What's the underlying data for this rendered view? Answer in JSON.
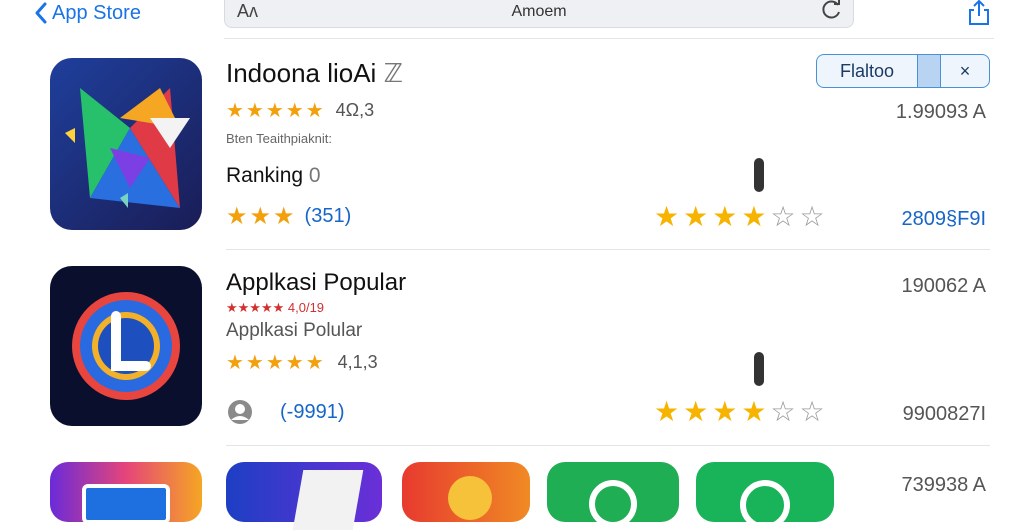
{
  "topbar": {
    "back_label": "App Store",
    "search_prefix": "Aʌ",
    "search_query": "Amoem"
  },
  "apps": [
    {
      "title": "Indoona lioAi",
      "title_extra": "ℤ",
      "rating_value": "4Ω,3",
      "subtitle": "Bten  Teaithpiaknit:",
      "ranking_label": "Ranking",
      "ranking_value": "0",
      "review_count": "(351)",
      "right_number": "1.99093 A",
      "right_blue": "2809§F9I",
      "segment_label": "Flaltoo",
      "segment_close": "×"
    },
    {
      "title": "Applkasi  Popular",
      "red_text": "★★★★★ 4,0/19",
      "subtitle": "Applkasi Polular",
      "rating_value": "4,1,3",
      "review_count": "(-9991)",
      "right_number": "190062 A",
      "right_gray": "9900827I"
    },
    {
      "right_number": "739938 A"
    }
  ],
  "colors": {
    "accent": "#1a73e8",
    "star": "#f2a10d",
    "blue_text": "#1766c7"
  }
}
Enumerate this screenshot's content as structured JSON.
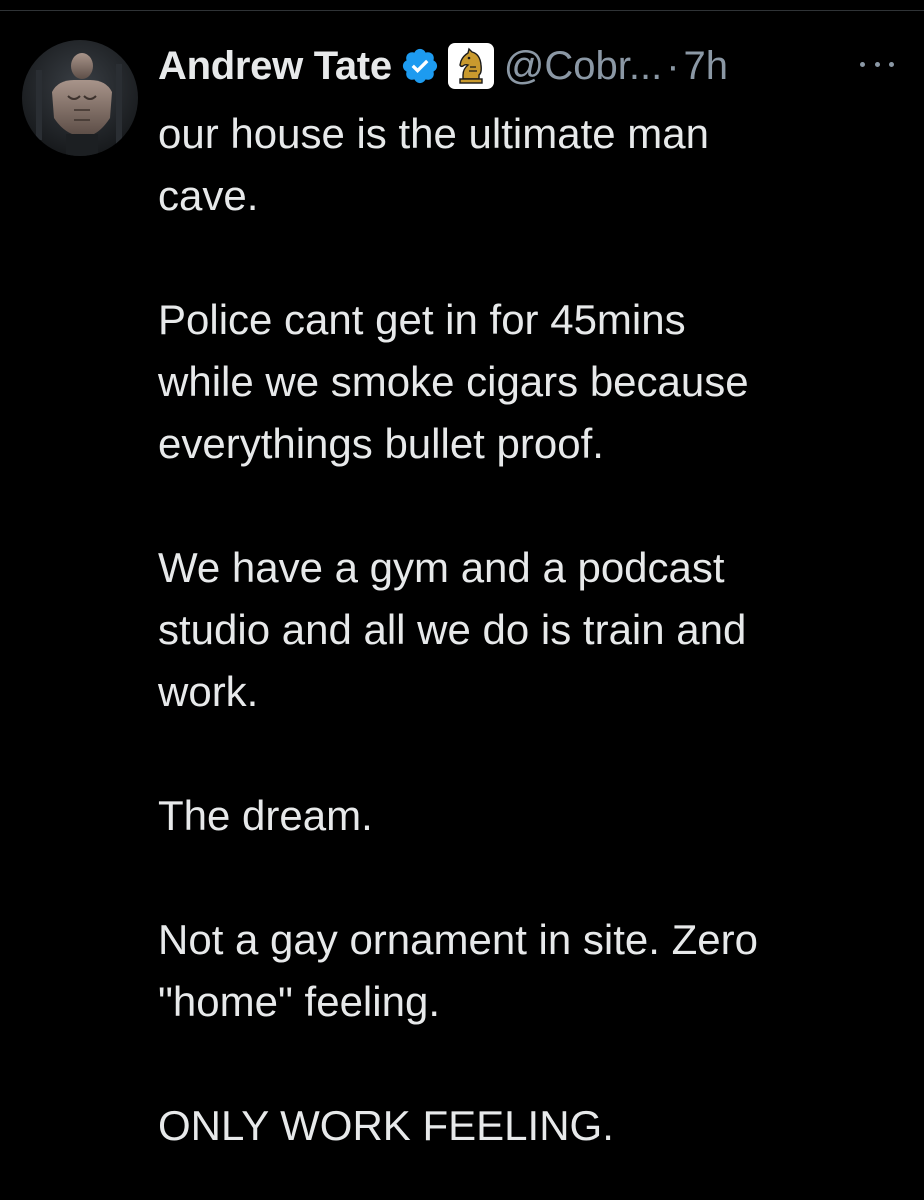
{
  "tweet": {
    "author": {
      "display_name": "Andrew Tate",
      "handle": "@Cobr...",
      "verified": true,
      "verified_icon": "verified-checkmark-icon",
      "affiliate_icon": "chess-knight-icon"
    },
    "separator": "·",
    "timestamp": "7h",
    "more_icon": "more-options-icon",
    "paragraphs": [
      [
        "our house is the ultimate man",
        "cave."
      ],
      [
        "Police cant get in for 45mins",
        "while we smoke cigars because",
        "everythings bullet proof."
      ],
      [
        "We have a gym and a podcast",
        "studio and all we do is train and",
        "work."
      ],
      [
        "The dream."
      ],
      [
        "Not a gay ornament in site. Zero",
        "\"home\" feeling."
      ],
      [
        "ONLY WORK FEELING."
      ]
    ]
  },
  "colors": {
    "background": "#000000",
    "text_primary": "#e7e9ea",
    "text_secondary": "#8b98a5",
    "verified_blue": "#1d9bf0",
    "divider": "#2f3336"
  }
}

::::::

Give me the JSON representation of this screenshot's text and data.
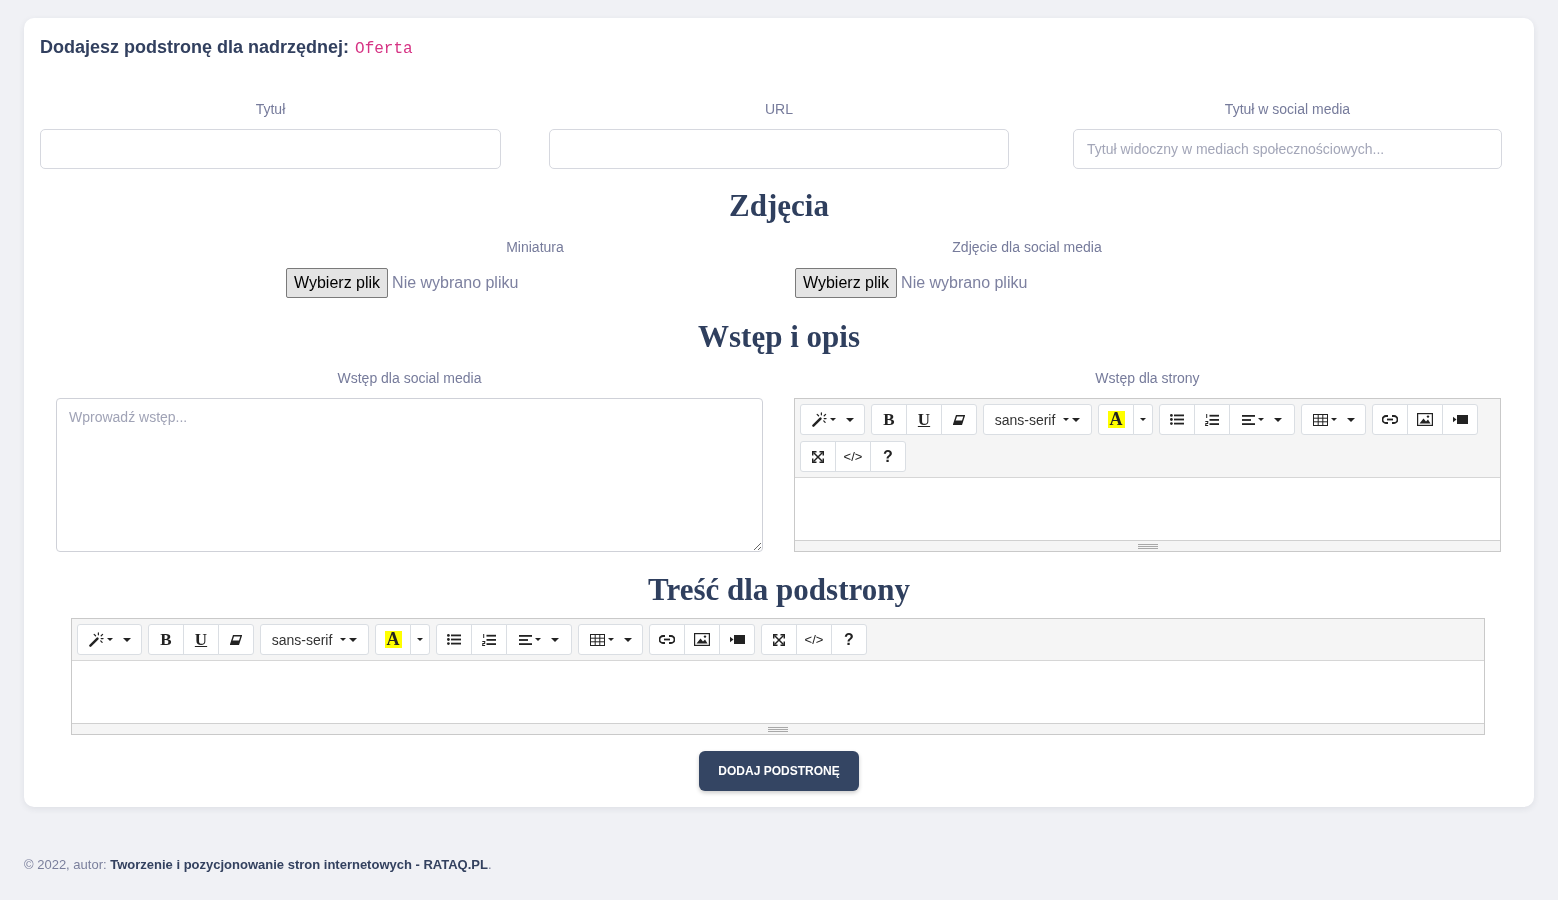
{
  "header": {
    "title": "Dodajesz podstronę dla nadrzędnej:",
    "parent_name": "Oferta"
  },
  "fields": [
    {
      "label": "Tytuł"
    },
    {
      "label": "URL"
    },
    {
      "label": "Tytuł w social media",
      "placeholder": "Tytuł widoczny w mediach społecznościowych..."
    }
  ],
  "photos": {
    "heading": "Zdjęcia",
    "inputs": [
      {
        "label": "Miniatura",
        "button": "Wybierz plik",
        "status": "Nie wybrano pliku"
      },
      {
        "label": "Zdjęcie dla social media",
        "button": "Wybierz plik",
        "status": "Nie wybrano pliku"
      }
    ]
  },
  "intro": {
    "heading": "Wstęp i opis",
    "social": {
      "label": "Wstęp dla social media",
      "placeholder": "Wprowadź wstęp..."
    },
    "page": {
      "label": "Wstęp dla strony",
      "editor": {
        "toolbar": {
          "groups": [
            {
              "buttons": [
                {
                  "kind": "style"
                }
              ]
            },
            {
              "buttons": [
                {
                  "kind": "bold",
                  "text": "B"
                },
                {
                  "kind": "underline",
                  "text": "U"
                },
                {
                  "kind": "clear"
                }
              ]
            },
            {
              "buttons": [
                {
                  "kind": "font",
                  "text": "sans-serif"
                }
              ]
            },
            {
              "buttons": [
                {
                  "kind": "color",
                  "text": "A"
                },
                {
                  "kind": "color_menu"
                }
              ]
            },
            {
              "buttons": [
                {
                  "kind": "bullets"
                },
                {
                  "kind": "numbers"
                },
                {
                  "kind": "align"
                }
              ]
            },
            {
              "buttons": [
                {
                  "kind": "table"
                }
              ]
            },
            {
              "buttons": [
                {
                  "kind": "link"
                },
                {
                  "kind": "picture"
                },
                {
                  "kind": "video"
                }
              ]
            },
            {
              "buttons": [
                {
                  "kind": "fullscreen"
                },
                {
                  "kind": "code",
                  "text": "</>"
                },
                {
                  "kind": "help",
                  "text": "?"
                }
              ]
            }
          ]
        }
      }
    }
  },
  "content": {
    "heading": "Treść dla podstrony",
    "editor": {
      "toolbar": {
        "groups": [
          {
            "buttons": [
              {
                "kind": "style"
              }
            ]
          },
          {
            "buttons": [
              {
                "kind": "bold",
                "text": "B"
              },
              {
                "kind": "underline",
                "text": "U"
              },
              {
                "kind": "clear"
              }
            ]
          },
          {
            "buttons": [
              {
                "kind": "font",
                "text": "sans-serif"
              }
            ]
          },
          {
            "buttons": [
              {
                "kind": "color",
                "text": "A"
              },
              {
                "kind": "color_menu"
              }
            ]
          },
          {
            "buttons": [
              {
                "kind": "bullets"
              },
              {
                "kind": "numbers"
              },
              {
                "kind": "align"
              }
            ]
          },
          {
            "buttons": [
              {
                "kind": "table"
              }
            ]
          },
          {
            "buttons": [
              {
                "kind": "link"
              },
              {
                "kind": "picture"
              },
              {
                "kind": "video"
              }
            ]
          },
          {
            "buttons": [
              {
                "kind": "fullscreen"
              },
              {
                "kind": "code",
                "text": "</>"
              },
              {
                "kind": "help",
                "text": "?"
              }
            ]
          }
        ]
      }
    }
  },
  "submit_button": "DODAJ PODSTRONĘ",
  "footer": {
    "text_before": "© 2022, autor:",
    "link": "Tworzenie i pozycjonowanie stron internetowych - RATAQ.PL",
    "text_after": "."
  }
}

::::::

**Short exercise**
Copy each line of the listing in which the word "data" can be found.

**Task answer**
What's the underlying data for this rendered view? Answer in JSON.
Give me the JSON representation of this screenshot's text and data.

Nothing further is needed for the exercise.